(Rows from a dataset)

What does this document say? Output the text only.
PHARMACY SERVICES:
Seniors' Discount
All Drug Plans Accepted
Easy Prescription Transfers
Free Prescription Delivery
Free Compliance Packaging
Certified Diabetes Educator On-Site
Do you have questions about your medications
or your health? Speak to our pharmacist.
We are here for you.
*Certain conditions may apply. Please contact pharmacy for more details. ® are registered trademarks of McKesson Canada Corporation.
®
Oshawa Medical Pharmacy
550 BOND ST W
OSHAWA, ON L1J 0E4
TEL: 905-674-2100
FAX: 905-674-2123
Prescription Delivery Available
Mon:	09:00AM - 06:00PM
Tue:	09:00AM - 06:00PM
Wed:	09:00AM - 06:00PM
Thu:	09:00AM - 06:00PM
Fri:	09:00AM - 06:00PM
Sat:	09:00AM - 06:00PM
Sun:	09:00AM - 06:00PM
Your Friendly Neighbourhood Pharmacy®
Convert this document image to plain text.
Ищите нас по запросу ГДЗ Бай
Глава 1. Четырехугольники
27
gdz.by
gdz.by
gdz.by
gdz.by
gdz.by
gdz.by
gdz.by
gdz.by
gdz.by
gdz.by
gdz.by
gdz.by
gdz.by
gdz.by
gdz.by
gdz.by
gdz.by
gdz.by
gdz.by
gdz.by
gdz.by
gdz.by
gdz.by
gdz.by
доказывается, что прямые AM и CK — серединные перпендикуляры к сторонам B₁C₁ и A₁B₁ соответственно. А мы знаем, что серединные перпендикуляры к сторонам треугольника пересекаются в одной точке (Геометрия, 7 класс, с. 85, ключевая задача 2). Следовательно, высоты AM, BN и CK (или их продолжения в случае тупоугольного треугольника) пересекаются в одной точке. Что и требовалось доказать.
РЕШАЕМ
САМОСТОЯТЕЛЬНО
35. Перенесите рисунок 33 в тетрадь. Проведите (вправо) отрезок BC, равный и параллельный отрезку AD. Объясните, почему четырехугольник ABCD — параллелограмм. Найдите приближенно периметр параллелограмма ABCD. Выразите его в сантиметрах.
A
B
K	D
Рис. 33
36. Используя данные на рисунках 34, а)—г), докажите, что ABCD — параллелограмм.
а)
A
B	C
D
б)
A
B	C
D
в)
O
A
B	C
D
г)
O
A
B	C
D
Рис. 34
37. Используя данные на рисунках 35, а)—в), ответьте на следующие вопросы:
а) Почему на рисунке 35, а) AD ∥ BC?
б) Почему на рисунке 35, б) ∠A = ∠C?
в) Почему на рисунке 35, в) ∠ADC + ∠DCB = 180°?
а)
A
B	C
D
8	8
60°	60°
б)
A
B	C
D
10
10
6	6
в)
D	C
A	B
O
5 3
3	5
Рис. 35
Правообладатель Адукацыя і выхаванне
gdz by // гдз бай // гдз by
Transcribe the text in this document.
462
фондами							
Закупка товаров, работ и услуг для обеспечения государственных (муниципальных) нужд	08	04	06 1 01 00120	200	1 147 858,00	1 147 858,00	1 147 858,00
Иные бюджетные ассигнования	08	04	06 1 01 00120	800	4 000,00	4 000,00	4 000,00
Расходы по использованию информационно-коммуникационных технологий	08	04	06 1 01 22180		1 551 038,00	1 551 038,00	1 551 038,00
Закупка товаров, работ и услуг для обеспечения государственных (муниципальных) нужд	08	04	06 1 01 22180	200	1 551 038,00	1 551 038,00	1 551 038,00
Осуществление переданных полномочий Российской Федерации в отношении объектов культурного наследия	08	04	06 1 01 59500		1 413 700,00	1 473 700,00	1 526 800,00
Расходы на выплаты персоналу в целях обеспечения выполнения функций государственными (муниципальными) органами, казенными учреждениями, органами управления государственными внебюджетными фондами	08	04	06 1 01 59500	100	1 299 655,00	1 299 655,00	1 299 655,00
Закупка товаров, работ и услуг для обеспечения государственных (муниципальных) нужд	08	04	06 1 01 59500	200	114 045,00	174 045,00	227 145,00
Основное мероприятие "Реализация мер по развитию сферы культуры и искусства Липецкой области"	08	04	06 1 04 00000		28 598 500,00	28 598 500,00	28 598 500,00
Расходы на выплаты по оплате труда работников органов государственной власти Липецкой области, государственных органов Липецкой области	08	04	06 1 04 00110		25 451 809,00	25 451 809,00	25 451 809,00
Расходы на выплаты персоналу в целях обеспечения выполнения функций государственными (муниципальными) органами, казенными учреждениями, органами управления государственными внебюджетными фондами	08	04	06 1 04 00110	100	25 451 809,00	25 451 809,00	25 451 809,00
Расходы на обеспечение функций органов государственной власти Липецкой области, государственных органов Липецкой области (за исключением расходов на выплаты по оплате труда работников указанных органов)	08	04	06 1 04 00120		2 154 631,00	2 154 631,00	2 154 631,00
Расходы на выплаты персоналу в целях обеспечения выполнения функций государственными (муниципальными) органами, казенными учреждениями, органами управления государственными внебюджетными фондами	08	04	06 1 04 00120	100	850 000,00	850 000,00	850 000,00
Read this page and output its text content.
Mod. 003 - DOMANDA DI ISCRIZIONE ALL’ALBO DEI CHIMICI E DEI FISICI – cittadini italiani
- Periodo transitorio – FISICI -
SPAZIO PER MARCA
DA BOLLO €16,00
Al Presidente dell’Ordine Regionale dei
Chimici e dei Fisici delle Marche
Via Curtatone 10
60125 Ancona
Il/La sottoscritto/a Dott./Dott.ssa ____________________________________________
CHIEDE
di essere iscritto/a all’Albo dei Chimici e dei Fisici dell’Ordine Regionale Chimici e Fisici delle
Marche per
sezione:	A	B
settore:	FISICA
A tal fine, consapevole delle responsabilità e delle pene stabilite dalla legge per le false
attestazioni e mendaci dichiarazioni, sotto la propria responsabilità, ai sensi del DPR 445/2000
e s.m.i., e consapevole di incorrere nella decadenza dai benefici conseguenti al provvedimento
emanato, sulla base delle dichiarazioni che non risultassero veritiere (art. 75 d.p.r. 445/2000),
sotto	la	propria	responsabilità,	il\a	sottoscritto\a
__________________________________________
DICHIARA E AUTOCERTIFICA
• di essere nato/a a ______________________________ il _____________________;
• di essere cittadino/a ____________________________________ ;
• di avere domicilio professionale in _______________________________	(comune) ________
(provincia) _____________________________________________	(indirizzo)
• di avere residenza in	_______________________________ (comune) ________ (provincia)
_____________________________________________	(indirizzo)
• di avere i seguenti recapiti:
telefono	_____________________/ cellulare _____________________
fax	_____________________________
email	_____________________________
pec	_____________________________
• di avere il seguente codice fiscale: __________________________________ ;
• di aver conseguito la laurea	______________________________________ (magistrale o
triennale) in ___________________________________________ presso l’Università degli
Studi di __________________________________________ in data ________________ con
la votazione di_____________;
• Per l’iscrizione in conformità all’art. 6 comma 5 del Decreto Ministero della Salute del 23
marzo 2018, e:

Required task ->
From the records given above, copy all lines containing "Закупка".

Answer to the exercise ->
Закупка товаров, работ и услуг для обеспечения государственных (муниципальных) нужд	08	04	06 1 01 00120	200	1 147 858,00	1 147 858,00	1 147 858,00
Закупка товаров, работ и услуг для обеспечения государственных (муниципальных) нужд	08	04	06 1 01 22180	200	1 551 038,00	1 551 038,00	1 551 038,00
Закупка товаров, работ и услуг для обеспечения государственных (муниципальных) нужд	08	04	06 1 01 59500	200	114 045,00	174 045,00	227 145,00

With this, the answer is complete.